[JOB]: Reproduce each line from the records that holds "ABCD".

[START RECORD EXTRACTS]

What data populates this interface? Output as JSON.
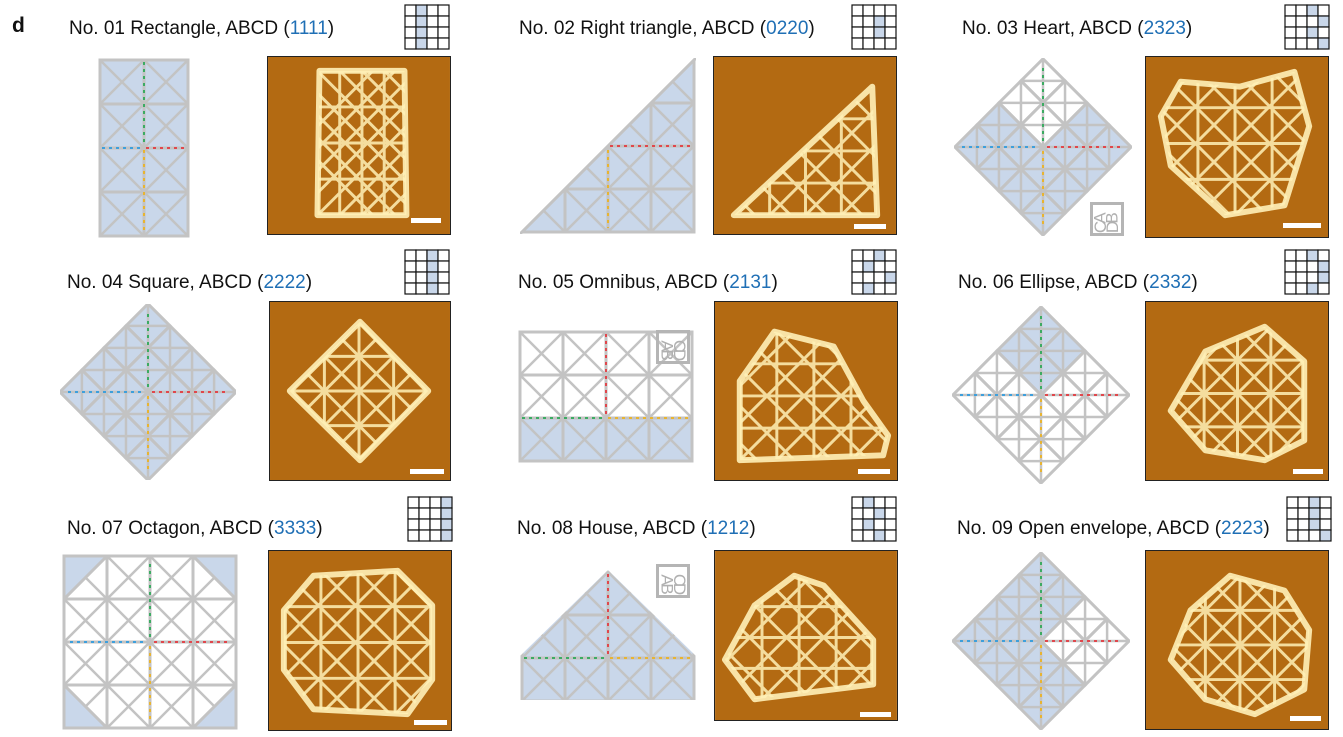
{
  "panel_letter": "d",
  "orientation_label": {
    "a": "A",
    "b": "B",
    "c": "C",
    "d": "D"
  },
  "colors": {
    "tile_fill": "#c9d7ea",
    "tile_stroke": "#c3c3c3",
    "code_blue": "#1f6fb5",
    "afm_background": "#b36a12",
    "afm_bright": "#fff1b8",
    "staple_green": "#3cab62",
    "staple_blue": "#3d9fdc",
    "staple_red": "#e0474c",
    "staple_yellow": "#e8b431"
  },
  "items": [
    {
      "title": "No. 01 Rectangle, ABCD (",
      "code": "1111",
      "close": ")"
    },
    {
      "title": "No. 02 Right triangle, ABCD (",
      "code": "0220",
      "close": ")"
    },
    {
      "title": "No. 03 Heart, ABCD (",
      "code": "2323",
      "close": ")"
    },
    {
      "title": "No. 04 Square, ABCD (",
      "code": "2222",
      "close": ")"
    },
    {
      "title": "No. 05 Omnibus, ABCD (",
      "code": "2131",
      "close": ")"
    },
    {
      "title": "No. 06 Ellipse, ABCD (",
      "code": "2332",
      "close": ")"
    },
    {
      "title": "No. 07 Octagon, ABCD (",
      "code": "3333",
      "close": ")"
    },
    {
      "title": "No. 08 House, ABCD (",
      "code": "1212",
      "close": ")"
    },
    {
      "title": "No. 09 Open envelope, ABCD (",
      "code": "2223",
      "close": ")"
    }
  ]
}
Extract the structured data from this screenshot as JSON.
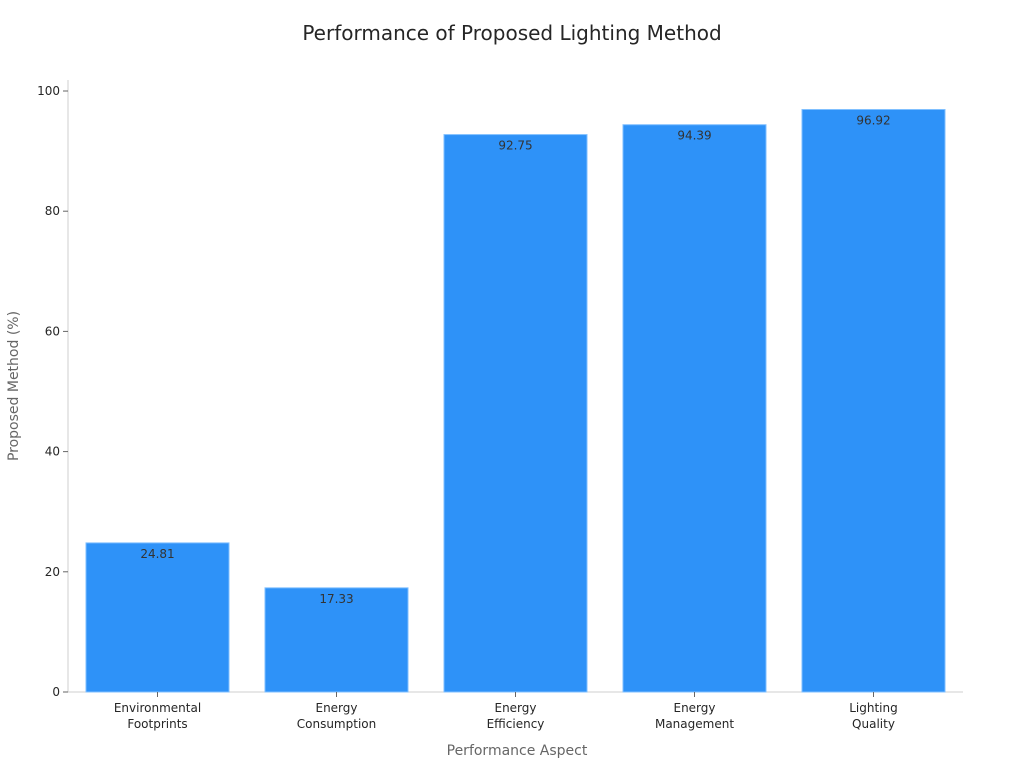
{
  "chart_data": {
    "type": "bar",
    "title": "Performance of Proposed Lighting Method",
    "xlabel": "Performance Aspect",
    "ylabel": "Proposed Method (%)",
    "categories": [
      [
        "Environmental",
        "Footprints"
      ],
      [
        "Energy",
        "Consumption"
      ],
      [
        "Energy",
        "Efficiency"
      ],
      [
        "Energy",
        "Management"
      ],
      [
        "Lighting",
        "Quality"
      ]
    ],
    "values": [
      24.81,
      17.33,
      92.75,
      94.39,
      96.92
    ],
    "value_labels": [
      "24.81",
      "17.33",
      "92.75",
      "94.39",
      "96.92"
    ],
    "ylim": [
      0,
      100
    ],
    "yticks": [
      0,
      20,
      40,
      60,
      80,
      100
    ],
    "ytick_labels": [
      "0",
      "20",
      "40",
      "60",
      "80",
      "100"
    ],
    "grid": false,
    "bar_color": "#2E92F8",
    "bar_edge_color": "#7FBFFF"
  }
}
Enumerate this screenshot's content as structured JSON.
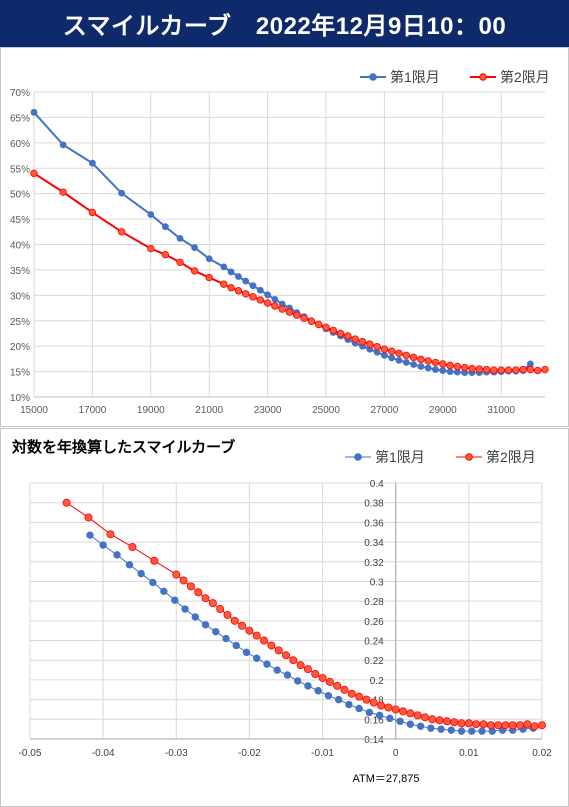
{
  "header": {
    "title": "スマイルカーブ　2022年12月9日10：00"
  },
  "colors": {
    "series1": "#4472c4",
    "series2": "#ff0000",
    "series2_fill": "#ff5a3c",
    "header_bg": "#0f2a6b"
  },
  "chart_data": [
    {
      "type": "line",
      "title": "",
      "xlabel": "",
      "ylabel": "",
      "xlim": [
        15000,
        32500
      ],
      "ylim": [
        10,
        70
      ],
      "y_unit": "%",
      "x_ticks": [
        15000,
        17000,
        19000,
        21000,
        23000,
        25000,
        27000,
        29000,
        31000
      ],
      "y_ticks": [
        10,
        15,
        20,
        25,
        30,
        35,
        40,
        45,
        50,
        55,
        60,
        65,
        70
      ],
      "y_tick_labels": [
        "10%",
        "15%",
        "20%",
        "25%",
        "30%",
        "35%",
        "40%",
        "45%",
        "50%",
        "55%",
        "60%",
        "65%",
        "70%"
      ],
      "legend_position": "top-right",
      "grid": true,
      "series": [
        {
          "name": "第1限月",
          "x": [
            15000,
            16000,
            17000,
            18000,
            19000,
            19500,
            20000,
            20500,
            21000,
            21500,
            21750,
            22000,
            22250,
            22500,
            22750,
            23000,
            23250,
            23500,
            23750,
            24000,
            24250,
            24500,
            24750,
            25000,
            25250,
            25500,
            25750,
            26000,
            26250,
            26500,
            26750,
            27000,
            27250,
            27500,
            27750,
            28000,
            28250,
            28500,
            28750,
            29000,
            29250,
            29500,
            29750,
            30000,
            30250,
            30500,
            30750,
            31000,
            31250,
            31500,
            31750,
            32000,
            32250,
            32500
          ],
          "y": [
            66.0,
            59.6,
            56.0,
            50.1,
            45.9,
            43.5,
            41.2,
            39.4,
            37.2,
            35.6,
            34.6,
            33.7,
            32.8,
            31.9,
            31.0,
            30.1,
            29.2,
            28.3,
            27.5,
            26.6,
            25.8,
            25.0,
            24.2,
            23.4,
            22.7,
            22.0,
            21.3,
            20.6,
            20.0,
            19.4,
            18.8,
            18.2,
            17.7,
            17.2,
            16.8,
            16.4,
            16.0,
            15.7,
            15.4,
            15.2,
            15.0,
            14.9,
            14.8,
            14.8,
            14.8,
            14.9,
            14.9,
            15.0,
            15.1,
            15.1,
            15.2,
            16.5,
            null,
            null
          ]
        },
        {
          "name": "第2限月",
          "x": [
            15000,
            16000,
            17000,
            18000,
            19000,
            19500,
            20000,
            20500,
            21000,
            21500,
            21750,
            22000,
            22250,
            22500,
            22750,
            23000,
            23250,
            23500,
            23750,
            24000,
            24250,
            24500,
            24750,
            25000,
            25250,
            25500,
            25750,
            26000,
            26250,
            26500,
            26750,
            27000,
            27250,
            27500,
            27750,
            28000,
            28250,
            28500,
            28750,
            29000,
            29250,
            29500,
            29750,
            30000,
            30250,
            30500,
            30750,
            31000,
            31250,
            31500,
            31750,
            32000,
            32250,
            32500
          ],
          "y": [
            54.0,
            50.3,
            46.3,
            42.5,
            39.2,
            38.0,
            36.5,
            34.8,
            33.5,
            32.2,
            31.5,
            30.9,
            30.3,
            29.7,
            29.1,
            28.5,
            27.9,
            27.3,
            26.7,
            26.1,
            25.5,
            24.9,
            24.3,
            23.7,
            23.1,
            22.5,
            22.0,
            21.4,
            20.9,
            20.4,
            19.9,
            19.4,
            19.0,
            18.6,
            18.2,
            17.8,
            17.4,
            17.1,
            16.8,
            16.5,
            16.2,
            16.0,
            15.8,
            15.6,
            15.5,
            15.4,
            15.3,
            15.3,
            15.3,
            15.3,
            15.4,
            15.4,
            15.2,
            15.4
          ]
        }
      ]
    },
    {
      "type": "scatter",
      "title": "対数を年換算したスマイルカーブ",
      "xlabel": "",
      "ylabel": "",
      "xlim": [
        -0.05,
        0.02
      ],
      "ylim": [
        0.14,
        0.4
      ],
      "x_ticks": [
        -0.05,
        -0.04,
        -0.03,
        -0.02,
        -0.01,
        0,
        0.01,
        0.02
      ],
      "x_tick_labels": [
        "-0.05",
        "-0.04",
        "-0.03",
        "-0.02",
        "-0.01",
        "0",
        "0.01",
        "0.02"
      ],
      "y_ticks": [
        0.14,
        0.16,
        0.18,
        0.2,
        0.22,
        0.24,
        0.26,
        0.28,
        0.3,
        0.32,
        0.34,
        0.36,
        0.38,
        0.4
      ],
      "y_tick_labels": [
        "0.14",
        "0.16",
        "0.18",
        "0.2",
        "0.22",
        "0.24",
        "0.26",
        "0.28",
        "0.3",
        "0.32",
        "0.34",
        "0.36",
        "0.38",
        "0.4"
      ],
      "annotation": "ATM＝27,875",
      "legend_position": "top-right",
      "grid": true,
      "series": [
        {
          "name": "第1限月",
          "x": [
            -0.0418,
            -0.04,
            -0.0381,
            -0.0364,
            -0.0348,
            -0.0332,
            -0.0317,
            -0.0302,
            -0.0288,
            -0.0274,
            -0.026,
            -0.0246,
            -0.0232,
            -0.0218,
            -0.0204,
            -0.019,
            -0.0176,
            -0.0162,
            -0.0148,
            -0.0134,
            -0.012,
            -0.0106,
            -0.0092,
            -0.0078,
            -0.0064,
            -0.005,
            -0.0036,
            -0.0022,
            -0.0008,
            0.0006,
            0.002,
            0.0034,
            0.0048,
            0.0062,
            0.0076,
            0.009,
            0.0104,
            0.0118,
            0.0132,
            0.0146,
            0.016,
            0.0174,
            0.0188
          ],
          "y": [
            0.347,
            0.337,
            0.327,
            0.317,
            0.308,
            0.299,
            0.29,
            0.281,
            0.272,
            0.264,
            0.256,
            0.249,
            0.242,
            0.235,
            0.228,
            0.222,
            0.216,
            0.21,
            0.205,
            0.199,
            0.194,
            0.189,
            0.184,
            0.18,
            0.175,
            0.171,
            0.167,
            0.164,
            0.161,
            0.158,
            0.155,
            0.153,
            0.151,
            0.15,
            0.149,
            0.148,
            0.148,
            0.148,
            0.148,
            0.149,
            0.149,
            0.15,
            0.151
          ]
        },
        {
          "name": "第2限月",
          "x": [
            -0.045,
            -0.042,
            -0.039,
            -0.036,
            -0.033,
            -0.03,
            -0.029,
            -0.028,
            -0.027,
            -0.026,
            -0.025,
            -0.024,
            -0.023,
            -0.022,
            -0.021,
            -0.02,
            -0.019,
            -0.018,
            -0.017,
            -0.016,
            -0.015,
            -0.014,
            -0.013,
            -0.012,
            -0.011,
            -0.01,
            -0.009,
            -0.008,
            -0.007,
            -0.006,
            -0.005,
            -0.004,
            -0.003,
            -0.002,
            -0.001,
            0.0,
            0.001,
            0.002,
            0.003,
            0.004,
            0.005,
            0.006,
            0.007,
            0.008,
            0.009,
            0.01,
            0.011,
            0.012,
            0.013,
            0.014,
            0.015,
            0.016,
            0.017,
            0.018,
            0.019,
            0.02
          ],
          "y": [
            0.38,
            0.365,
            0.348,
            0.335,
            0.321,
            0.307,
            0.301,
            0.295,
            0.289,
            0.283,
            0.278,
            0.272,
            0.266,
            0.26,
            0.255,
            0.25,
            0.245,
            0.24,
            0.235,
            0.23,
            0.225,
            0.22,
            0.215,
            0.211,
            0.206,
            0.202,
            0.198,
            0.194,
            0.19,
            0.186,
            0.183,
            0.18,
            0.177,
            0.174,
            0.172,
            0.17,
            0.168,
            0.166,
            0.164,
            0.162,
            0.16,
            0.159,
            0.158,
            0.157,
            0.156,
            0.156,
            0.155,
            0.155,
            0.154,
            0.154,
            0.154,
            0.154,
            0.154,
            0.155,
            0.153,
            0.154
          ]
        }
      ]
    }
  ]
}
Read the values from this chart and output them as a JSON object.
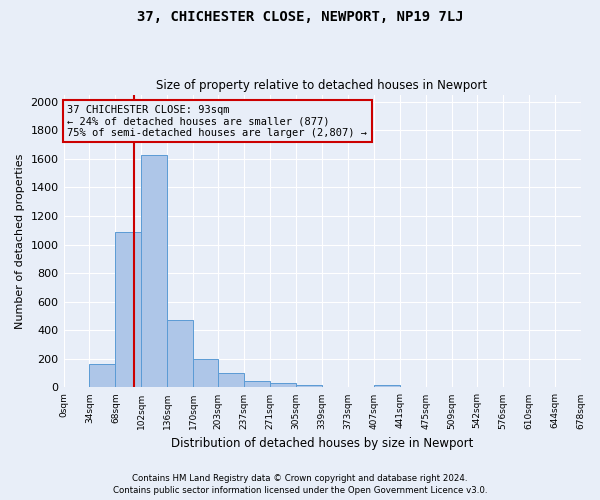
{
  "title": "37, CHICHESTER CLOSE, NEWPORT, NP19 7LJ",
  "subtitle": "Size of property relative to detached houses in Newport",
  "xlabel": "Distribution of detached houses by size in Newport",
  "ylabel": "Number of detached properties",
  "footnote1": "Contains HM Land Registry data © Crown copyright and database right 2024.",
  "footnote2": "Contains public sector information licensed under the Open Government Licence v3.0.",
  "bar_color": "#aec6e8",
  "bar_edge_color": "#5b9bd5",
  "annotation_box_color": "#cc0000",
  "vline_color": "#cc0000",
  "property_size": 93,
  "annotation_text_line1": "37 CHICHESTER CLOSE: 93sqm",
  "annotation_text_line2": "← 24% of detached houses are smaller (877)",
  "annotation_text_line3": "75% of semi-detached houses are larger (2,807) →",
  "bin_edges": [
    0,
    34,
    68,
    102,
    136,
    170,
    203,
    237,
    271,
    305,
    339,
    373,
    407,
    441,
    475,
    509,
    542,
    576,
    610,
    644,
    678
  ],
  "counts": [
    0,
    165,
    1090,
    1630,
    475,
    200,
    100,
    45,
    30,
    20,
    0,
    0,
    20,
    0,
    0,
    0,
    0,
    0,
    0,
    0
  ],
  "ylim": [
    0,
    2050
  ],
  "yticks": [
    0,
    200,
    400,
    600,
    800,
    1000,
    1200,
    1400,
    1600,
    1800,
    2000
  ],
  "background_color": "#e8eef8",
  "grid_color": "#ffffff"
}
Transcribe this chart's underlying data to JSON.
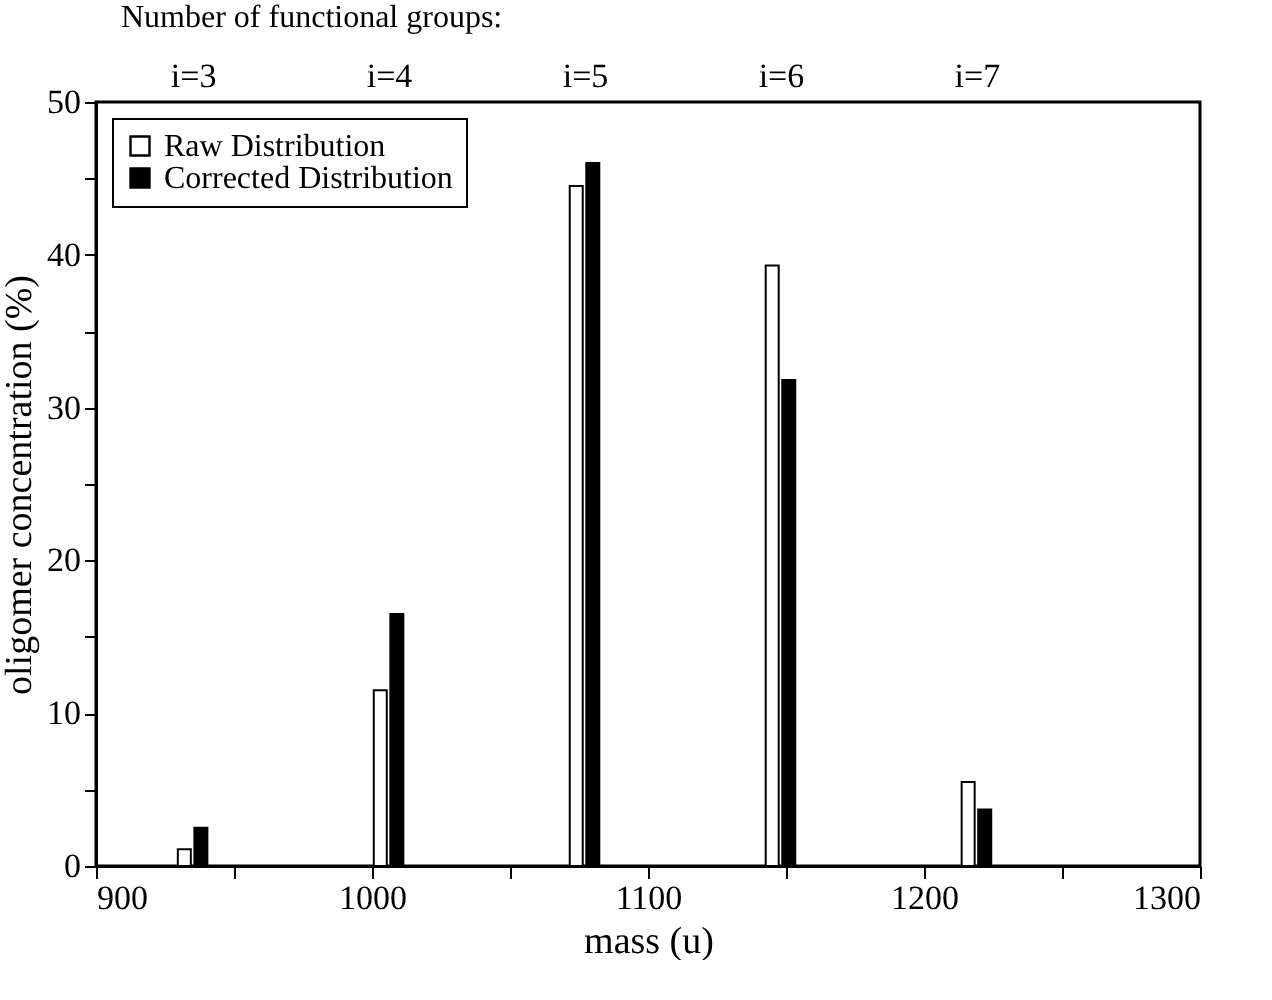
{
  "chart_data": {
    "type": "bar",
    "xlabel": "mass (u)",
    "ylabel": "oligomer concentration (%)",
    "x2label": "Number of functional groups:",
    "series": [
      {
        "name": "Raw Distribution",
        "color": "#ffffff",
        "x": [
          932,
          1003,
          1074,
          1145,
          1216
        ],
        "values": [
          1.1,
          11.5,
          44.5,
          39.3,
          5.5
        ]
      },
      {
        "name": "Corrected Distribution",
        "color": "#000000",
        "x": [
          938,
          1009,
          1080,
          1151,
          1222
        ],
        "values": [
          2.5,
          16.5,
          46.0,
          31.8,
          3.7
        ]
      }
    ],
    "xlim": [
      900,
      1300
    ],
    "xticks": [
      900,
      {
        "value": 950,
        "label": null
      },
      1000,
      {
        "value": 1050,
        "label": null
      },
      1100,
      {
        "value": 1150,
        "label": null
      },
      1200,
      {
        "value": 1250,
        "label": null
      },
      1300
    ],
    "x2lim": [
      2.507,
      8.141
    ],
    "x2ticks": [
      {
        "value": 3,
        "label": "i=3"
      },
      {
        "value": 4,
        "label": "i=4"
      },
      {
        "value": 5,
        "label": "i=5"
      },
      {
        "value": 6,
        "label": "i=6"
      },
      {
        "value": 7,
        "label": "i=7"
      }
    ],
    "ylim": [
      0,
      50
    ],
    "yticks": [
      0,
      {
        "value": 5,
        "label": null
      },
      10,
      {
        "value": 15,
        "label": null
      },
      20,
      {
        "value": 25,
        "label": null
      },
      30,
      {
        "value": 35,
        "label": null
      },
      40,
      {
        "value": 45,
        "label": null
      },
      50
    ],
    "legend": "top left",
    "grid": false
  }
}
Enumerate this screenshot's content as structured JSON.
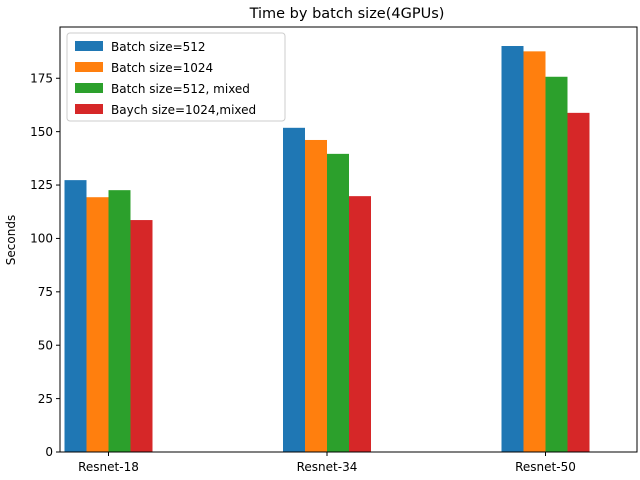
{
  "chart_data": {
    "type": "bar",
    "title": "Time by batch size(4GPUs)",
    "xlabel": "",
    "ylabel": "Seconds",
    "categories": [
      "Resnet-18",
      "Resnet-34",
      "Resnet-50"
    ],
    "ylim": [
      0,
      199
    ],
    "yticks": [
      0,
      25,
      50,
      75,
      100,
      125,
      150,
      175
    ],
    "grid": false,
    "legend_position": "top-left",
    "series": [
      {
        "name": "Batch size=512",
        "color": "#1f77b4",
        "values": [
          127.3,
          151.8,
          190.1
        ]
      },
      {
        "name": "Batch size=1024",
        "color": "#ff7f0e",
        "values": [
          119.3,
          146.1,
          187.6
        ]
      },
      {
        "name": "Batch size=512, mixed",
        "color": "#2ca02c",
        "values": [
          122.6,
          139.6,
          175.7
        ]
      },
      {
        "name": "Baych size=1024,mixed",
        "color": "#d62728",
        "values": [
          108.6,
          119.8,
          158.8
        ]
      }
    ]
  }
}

[END RECORD EXTRACTS]

[TASK RESULT]:
      "title": "No. 01 Rectangle, ABCD (",
      "title": "No. 02 Right triangle, ABCD (",
      "title": "No. 03 Heart, ABCD (",
      "title": "No. 04 Square, ABCD (",
      "title": "No. 05 Omnibus, ABCD (",
      "title": "No. 06 Ellipse, ABCD (",
      "title": "No. 07 Octagon, ABCD (",
      "title": "No. 08 House, ABCD (",
      "title": "No. 09 Open envelope, ABCD (",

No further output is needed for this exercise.